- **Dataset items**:
####################
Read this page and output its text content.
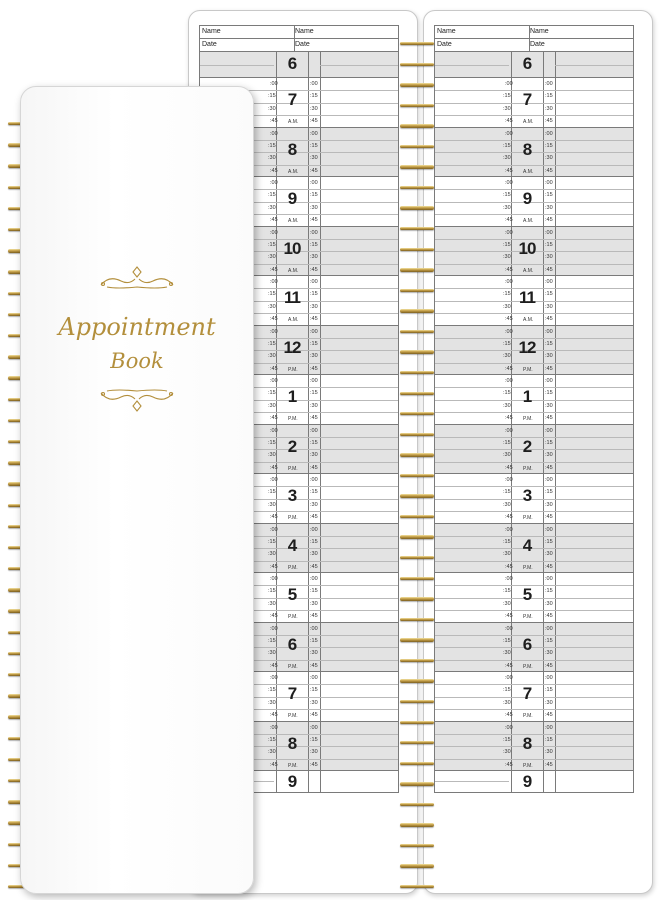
Name	Name
Date	Date
6
:00	:00
:15	:15
:30	:30
:45	:45
7
A.M.
:00	:00
:15	:15
:30	:30
:45	:45
8
A.M.
:00	:00
:15	:15
:30	:30
:45	:45
9
A.M.
:00	:00
:15	:15
:30	:30
:45	:45
10
A.M.
:00	:00
:15	:15
:30	:30
:45	:45
11
A.M.
:00	:00
:15	:15
:30	:30
:45	:45
12
P.M.
:00	:00
:15	:15
:30	:30
:45	:45
1
P.M.
:00	:00
:15	:15
:30	:30
:45	:45
2
P.M.
:00	:00
:15	:15
:30	:30
:45	:45
3
P.M.
:00	:00
:15	:15
:30	:30
:45	:45
4
P.M.
:00	:00
:15	:15
:30	:30
:45	:45
5
P.M.
:00	:00
:15	:15
:30	:30
:45	:45
6
P.M.
:00	:00
:15	:15
:30	:30
:45	:45
7
P.M.
:00	:00
:15	:15
:30	:30
:45	:45
8
P.M.
9
Name	Name
Date	Date
6
:00	:00
:15	:15
:30	:30
:45	:45
7
A.M.
:00	:00
:15	:15
:30	:30
:45	:45
8
A.M.
:00	:00
:15	:15
:30	:30
:45	:45
9
A.M.
:00	:00
:15	:15
:30	:30
:45	:45
10
A.M.
:00	:00
:15	:15
:30	:30
:45	:45
11
A.M.
:00	:00
:15	:15
:30	:30
:45	:45
12
P.M.
:00	:00
:15	:15
:30	:30
:45	:45
1
P.M.
:00	:00
:15	:15
:30	:30
:45	:45
2
P.M.
:00	:00
:15	:15
:30	:30
:45	:45
3
P.M.
:00	:00
:15	:15
:30	:30
:45	:45
4
P.M.
:00	:00
:15	:15
:30	:30
:45	:45
5
P.M.
:00	:00
:15	:15
:30	:30
:45	:45
6
P.M.
:00	:00
:15	:15
:30	:30
:45	:45
7
P.M.
:00	:00
:15	:15
:30	:30
:45	:45
8
P.M.
9
Appointment
Book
####################
- **WORK REQUIRED**: Leave out all images, then reproduce the entries above exactly.

- **FULL ANSWER**:
Read this page and output its text content.
Name	Name
Date	Date
6
:00	:00
:15	:15
:30	:30
:45	:45
7
A.M.
:00	:00
:15	:15
:30	:30
:45	:45
8
A.M.
:00	:00
:15	:15
:30	:30
:45	:45
9
A.M.
:00	:00
:15	:15
:30	:30
:45	:45
10
A.M.
:00	:00
:15	:15
:30	:30
:45	:45
11
A.M.
:00	:00
:15	:15
:30	:30
:45	:45
12
P.M.
:00	:00
:15	:15
:30	:30
:45	:45
1
P.M.
:00	:00
:15	:15
:30	:30
:45	:45
2
P.M.
:00	:00
:15	:15
:30	:30
:45	:45
3
P.M.
:00	:00
:15	:15
:30	:30
:45	:45
4
P.M.
:00	:00
:15	:15
:30	:30
:45	:45
5
P.M.
:00	:00
:15	:15
:30	:30
:45	:45
6
P.M.
:00	:00
:15	:15
:30	:30
:45	:45
7
P.M.
:00	:00
:15	:15
:30	:30
:45	:45
8
P.M.
9
Name	Name
Date	Date
6
:00	:00
:15	:15
:30	:30
:45	:45
7
A.M.
:00	:00
:15	:15
:30	:30
:45	:45
8
A.M.
:00	:00
:15	:15
:30	:30
:45	:45
9
A.M.
:00	:00
:15	:15
:30	:30
:45	:45
10
A.M.
:00	:00
:15	:15
:30	:30
:45	:45
11
A.M.
:00	:00
:15	:15
:30	:30
:45	:45
12
P.M.
:00	:00
:15	:15
:30	:30
:45	:45
1
P.M.
:00	:00
:15	:15
:30	:30
:45	:45
2
P.M.
:00	:00
:15	:15
:30	:30
:45	:45
3
P.M.
:00	:00
:15	:15
:30	:30
:45	:45
4
P.M.
:00	:00
:15	:15
:30	:30
:45	:45
5
P.M.
:00	:00
:15	:15
:30	:30
:45	:45
6
P.M.
:00	:00
:15	:15
:30	:30
:45	:45
7
P.M.
:00	:00
:15	:15
:30	:30
:45	:45
8
P.M.
9
Appointment
Book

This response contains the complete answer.